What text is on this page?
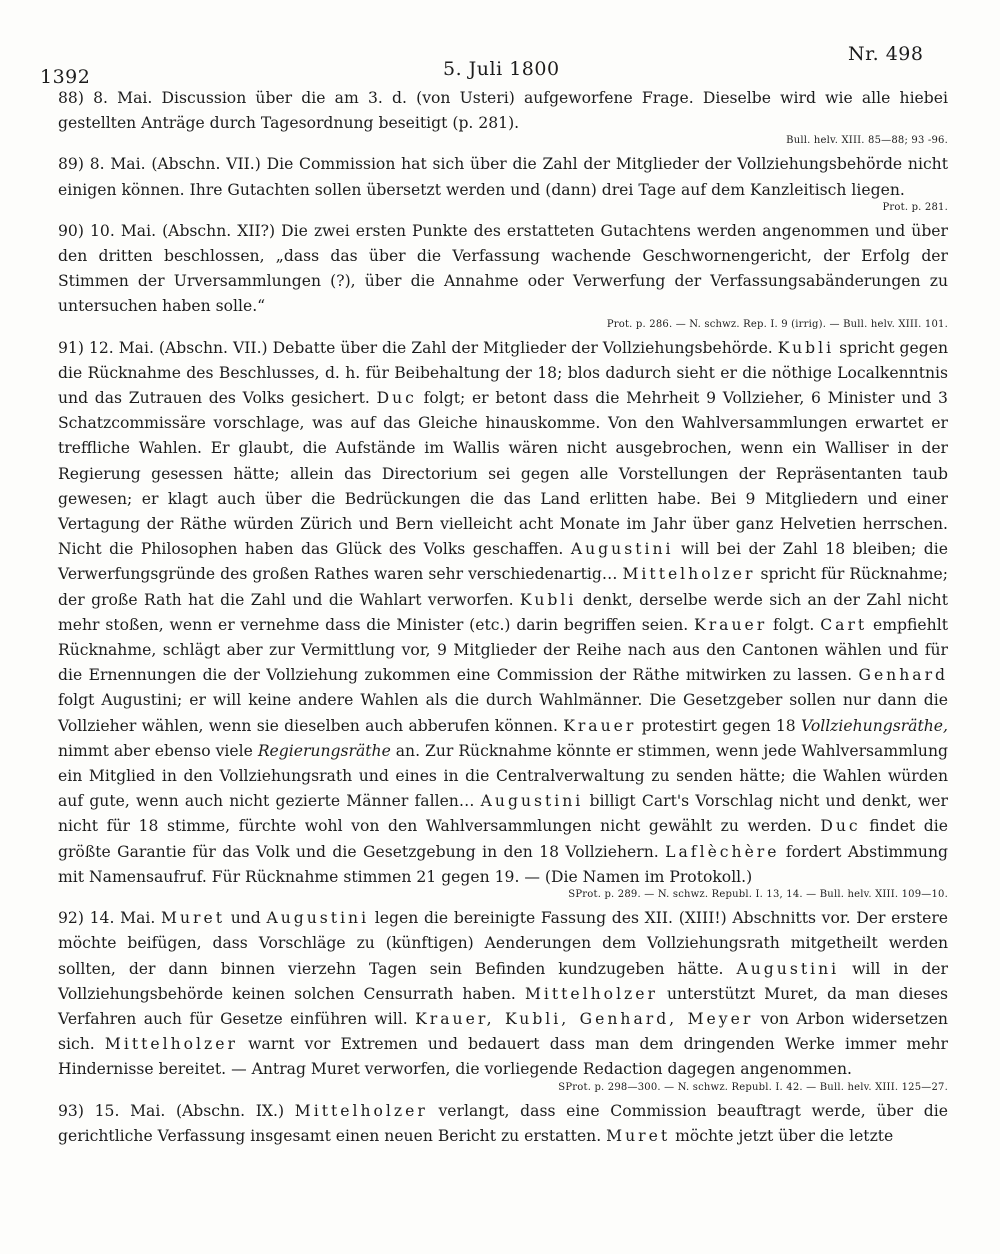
1392	5. Juli 1800
Nr. 498

88) 8. Mai. Discussion über die am 3. d. (von Usteri) aufgeworfene Frage. Dieselbe wird wie alle hiebei gestellten Anträge durch Tagesordnung beseitigt (p. 281).

Bull. helv. XIII. 85—88; 93 -96.

89) 8. Mai. (Abschn. VII.) Die Commission hat sich über die Zahl der Mitglieder der Vollziehungsbehörde nicht einigen können. Ihre Gutachten sollen übersetzt werden und (dann) drei Tage auf dem Kanzleitisch liegen.

Prot. p. 281.

90) 10. Mai. (Abschn. XII?) Die zwei ersten Punkte des erstatteten Gutachtens werden angenommen und über den dritten beschlossen, „dass das über die Verfassung wachende Geschwornengericht, der Erfolg der Stimmen der Urversammlungen (?), über die Annahme oder Verwerfung der Verfassungsabänderungen zu untersuchen haben solle.“

Prot. p. 286. — N. schwz. Rep. I. 9 (irrig). — Bull. helv. XIII. 101.

91) 12. Mai. (Abschn. VII.) Debatte über die Zahl der Mitglieder der Vollziehungsbehörde. Kubli spricht gegen die Rücknahme des Beschlusses, d. h. für Beibehaltung der 18; blos dadurch sieht er die nöthige Localkenntnis und das Zutrauen des Volks gesichert. Duc folgt; er betont dass die Mehrheit 9 Vollzieher, 6 Minister und 3 Schatzcommissäre vorschlage, was auf das Gleiche hinauskomme. Von den Wahlversammlungen erwartet er treffliche Wahlen. Er glaubt, die Aufstände im Wallis wären nicht ausgebrochen, wenn ein Walliser in der Regierung gesessen hätte; allein das Directorium sei gegen alle Vorstellungen der Repräsentanten taub gewesen; er klagt auch über die Bedrückungen die das Land erlitten habe. Bei 9 Mitgliedern und einer Vertagung der Räthe würden Zürich und Bern vielleicht acht Monate im Jahr über ganz Helvetien herrschen. Nicht die Philosophen haben das Glück des Volks geschaffen. Augustini will bei der Zahl 18 bleiben; die Verwerfungsgründe des großen Rathes waren sehr verschiedenartig… Mittelholzer spricht für Rücknahme; der große Rath hat die Zahl und die Wahlart verworfen. Kubli denkt, derselbe werde sich an der Zahl nicht mehr stoßen, wenn er vernehme dass die Minister (etc.) darin begriffen seien. Krauer folgt. Cart empfiehlt Rücknahme, schlägt aber zur Vermittlung vor, 9 Mitglieder der Reihe nach aus den Cantonen wählen und für die Ernennungen die der Vollziehung zukommen eine Commission der Räthe mitwirken zu lassen. Genhard folgt Augustini; er will keine andere Wahlen als die durch Wahlmänner. Die Gesetzgeber sollen nur dann die Vollzieher wählen, wenn sie dieselben auch abberufen können. Krauer protestirt gegen 18 Vollziehungsräthe, nimmt aber ebenso viele Regierungsräthe an. Zur Rücknahme könnte er stimmen, wenn jede Wahlversammlung ein Mitglied in den Vollziehungsrath und eines in die Centralverwaltung zu senden hätte; die Wahlen würden auf gute, wenn auch nicht gezierte Männer fallen… Augustini billigt Cart's Vorschlag nicht und denkt, wer nicht für 18 stimme, fürchte wohl von den Wahlversammlungen nicht gewählt zu werden. Duc findet die größte Garantie für das Volk und die Gesetzgebung in den 18 Vollziehern. Laflèchère fordert Abstimmung mit Namensaufruf. Für Rücknahme stimmen 21 gegen 19. — (Die Namen im Protokoll.)

SProt. p. 289. — N. schwz. Republ. I. 13, 14. — Bull. helv. XIII. 109—10.

92) 14. Mai. Muret und Augustini legen die bereinigte Fassung des XII. (XIII!) Abschnitts vor. Der erstere möchte beifügen, dass Vorschläge zu (künftigen) Aenderungen dem Vollziehungsrath mitgetheilt werden sollten, der dann binnen vierzehn Tagen sein Befinden kundzugeben hätte. Augustini will in der Vollziehungsbehörde keinen solchen Censurrath haben. Mittelholzer unterstützt Muret, da man dieses Verfahren auch für Gesetze einführen will. Krauer, Kubli, Genhard, Meyer von Arbon widersetzen sich. Mittelholzer warnt vor Extremen und bedauert dass man dem dringenden Werke immer mehr Hindernisse bereitet. — Antrag Muret verworfen, die vorliegende Redaction dagegen angenommen.

SProt. p. 298—300. — N. schwz. Republ. I. 42. — Bull. helv. XIII. 125—27.

93) 15. Mai. (Abschn. IX.) Mittelholzer verlangt, dass eine Commission beauftragt werde, über die gerichtliche Verfassung insgesamt einen neuen Bericht zu erstatten. Muret möchte jetzt über die letzte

•••••

*Problem details*
Count the lines in the listing above that include the word "Bull", and respond with that number alone.

*Solution for this problem*
4